In the entries that follow, find the word "screenshot" and report each line it is on.

Dataset rows:
* START *
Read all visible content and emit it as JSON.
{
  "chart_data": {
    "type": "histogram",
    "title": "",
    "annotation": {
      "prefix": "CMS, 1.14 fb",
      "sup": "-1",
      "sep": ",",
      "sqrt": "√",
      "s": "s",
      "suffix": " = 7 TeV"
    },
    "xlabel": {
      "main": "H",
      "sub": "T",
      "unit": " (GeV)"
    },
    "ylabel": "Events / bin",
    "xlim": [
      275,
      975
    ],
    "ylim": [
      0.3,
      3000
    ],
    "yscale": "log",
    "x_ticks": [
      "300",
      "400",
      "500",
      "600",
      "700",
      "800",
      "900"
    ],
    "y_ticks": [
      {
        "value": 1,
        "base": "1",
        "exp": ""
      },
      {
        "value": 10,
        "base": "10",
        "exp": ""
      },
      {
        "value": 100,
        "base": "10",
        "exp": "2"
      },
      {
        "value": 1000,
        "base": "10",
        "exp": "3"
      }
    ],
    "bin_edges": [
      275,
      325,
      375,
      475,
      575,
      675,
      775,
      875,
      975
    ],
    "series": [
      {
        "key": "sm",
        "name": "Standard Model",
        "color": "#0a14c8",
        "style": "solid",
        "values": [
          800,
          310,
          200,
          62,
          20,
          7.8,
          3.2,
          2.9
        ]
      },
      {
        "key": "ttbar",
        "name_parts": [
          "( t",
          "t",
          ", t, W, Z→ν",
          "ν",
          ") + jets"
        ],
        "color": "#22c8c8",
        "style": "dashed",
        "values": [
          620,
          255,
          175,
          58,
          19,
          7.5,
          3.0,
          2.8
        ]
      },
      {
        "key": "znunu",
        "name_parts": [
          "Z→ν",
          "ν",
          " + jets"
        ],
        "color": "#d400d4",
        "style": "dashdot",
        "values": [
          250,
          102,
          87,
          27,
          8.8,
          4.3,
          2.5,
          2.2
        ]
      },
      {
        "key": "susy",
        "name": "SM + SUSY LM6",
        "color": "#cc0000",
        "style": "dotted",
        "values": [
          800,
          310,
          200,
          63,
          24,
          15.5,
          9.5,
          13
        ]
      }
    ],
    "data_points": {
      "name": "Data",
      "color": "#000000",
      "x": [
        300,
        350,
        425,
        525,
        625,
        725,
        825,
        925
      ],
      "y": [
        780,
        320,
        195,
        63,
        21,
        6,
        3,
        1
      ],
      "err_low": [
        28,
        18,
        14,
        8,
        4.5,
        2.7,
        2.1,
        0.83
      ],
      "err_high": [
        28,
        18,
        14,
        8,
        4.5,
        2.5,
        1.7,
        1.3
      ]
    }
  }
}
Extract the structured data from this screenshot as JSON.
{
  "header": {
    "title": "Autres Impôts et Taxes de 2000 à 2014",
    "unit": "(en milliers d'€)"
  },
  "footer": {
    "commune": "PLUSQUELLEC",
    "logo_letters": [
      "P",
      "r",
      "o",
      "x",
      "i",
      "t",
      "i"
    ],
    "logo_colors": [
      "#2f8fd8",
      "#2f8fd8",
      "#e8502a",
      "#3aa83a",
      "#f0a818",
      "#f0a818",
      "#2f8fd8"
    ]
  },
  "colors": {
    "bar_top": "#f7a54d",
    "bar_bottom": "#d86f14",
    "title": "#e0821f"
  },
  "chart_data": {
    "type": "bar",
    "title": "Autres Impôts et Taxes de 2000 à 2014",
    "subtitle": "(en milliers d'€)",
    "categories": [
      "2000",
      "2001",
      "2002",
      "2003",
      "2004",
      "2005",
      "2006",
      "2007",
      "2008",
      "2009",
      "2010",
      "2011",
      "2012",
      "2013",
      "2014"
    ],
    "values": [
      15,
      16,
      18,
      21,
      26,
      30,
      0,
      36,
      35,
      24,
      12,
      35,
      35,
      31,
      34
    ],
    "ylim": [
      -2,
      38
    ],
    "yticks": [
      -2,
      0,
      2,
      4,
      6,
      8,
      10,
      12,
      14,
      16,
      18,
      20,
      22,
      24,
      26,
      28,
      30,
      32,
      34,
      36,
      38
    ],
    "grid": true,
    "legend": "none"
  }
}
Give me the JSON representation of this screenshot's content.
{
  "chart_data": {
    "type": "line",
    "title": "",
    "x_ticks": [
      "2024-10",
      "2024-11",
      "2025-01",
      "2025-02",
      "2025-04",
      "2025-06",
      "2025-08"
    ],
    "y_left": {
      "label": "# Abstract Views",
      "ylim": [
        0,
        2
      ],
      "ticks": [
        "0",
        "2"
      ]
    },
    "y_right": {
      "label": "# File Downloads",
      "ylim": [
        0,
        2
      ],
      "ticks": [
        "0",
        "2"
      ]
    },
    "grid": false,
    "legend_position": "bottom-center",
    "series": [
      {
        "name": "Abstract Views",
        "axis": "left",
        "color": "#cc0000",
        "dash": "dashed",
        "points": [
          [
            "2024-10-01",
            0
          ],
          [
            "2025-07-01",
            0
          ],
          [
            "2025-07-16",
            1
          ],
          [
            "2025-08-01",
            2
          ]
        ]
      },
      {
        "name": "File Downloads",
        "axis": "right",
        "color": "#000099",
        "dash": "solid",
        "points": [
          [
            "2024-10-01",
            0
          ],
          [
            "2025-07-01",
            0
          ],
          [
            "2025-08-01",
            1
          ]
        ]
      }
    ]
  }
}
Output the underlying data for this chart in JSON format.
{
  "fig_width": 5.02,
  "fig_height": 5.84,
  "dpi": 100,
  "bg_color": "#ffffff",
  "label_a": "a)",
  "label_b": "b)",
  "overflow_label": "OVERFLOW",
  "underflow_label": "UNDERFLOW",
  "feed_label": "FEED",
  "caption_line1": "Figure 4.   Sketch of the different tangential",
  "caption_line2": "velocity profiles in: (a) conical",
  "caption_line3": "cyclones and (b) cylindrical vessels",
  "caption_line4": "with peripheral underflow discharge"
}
* END *
**Correct result:**
Extract the structured data from this screenshot as JSON.
Give me the JSON representation of this screenshot's content.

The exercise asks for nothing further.